» Short problem:
Using the data beneath, show every line that includes the word "years".

(Records from a collection of figures)
^^^^

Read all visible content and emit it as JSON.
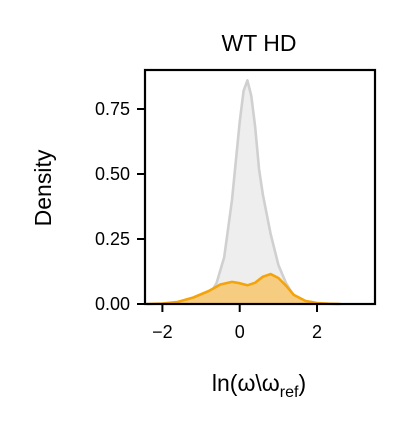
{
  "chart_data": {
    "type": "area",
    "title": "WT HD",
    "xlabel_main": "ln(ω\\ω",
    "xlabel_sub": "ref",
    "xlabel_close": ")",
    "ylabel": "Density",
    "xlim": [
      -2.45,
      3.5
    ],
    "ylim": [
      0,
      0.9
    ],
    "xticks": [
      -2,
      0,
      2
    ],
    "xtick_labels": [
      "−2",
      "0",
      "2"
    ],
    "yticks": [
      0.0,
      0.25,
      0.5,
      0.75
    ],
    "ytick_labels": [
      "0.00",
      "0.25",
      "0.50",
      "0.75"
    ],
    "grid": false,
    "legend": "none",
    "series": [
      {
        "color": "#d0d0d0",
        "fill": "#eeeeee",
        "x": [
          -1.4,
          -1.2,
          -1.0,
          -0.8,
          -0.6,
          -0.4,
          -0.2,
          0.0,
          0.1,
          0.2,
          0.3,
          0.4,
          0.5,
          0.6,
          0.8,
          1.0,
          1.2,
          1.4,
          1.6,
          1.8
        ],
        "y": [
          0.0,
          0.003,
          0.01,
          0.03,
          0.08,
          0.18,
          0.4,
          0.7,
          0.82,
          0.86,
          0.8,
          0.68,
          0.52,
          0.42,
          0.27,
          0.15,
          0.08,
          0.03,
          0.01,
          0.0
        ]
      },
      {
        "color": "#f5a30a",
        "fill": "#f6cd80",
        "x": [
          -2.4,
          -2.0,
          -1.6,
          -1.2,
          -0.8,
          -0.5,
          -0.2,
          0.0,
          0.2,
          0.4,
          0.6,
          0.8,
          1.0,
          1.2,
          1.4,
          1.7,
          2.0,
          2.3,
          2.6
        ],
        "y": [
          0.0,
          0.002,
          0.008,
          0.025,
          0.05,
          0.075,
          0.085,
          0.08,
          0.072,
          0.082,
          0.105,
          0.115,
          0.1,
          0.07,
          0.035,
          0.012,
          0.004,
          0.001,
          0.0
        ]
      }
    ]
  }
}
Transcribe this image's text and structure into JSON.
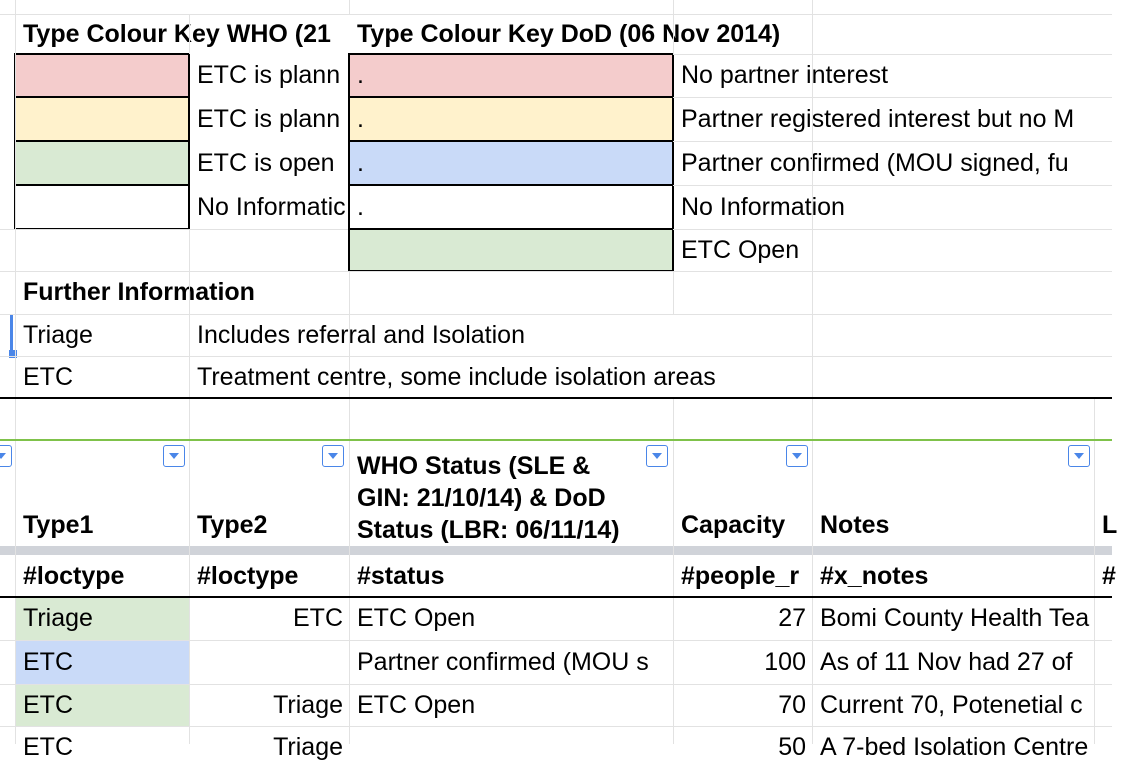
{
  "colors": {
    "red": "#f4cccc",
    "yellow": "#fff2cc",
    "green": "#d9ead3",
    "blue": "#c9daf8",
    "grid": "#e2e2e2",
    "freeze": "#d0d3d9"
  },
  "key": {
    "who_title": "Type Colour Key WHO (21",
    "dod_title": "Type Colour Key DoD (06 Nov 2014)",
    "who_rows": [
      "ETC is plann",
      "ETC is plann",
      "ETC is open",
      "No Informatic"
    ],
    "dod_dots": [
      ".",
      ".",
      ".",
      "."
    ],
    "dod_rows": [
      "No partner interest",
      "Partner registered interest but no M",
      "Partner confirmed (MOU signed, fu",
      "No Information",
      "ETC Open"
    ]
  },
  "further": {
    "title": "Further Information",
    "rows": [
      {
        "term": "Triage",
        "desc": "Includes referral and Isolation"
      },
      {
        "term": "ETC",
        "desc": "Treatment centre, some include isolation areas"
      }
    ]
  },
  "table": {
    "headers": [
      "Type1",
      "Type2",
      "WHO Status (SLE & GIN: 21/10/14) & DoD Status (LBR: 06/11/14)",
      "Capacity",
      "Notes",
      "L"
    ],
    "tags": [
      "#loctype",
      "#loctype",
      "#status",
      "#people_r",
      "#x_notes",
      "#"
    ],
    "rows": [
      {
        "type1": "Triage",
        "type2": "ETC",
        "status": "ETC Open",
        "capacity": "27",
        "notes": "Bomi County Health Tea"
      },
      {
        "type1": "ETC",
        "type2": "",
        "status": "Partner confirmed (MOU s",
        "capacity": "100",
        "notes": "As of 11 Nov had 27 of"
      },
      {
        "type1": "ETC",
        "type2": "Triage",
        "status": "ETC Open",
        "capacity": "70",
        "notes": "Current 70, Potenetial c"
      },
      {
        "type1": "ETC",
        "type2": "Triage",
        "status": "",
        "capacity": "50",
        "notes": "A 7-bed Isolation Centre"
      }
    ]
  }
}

^^^^

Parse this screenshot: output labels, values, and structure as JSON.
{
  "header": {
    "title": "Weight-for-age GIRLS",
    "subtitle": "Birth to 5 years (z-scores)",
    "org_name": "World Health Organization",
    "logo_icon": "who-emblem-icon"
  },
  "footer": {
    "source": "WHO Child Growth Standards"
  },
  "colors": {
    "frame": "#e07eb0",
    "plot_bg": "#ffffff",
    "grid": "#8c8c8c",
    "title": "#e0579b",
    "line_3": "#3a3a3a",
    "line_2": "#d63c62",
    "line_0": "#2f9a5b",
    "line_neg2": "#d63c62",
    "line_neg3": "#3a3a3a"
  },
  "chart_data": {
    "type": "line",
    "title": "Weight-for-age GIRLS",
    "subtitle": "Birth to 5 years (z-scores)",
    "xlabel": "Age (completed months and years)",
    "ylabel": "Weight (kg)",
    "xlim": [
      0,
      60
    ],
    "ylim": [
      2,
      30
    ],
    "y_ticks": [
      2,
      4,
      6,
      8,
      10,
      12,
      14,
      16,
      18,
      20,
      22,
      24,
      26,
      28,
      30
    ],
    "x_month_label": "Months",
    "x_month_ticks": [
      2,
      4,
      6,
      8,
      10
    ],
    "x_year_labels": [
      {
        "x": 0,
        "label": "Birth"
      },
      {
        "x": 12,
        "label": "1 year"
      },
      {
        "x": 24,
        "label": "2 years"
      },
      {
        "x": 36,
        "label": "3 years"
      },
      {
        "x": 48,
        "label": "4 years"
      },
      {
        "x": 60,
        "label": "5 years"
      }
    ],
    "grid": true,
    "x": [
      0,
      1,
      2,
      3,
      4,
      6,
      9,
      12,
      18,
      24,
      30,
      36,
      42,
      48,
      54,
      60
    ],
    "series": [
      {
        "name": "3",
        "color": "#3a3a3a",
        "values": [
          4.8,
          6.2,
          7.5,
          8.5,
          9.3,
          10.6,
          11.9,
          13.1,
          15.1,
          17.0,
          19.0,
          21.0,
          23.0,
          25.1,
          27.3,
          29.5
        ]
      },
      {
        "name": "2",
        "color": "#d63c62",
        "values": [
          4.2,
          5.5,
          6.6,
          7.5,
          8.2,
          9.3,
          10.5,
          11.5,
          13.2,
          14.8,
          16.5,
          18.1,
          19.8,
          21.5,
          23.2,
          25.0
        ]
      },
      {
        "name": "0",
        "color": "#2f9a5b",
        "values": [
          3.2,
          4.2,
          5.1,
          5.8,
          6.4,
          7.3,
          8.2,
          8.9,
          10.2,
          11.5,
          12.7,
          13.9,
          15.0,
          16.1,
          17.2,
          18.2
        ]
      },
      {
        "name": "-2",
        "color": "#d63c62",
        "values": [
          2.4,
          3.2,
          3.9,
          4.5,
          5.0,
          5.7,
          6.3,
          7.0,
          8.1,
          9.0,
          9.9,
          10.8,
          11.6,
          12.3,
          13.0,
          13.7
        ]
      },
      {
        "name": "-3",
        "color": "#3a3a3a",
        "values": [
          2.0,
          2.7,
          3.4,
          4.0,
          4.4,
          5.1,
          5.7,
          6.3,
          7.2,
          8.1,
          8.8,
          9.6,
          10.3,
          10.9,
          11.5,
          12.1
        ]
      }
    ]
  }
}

^^^^

» Result of the exercise:
    "subtitle": "Birth to 5 years (z-scores)",
    "subtitle": "Birth to 5 years (z-scores)",
    "xlabel": "Age (completed months and years)",
        "label": "2 years"
        "label": "3 years"
        "label": "4 years"
        "label": "5 years"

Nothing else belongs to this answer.